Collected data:
┌──

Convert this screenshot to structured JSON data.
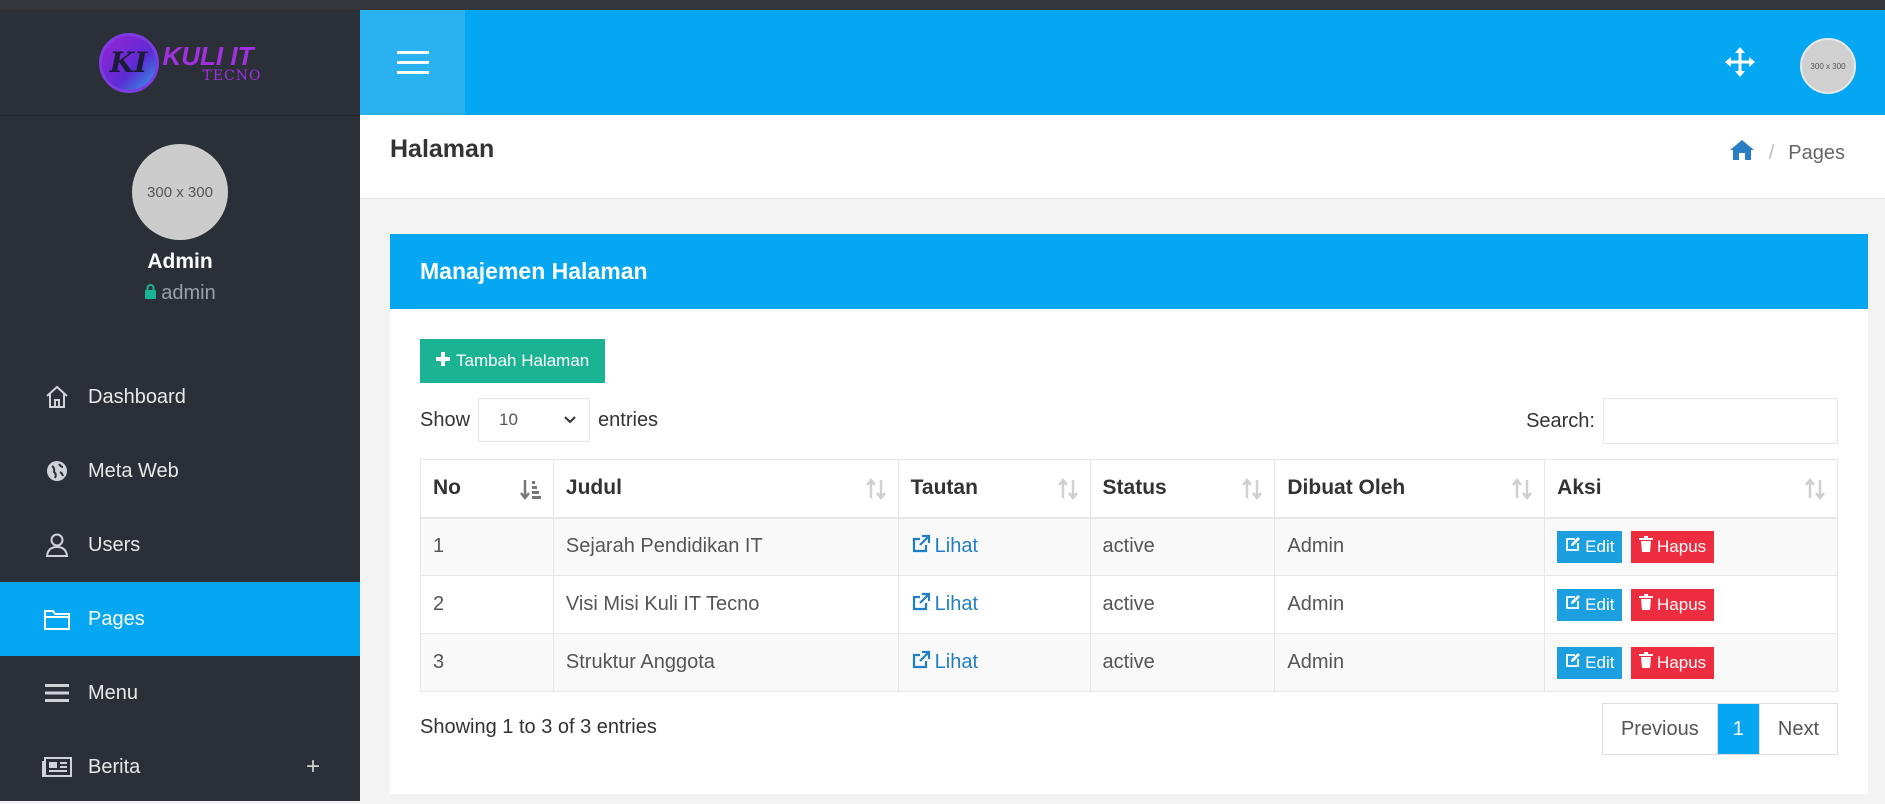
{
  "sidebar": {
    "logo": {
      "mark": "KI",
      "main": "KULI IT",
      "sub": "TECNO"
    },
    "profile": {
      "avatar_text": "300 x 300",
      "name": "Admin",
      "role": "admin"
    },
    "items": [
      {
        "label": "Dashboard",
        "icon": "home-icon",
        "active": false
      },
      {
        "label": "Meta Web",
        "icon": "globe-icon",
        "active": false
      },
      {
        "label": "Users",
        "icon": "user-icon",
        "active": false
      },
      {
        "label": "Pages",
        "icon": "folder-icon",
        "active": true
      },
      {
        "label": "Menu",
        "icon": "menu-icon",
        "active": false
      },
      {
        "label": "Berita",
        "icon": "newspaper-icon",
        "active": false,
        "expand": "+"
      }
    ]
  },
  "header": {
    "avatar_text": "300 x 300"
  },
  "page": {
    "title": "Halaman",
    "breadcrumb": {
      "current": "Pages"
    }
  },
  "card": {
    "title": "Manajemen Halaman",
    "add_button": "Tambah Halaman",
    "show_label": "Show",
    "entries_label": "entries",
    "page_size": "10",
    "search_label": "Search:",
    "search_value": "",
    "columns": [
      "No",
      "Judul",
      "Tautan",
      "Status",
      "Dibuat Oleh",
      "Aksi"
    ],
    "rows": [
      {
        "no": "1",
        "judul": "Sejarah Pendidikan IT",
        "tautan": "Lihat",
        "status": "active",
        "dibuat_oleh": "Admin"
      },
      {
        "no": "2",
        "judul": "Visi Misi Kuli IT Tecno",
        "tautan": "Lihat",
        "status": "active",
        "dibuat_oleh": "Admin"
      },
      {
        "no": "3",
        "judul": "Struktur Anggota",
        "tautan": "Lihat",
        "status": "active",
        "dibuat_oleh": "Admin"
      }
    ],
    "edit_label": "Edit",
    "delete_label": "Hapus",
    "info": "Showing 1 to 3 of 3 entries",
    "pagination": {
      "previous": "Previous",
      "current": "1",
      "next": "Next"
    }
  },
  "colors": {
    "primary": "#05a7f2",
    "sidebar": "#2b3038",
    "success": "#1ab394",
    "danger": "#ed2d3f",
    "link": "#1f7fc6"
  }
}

└──

■ EXERCISE
Go through the data above and find the lines with the word "entries". Copy each of those lines.

■ FINAL ANSWER
    "entries_label": "entries",
    "info": "Showing 1 to 3 of 3 entries",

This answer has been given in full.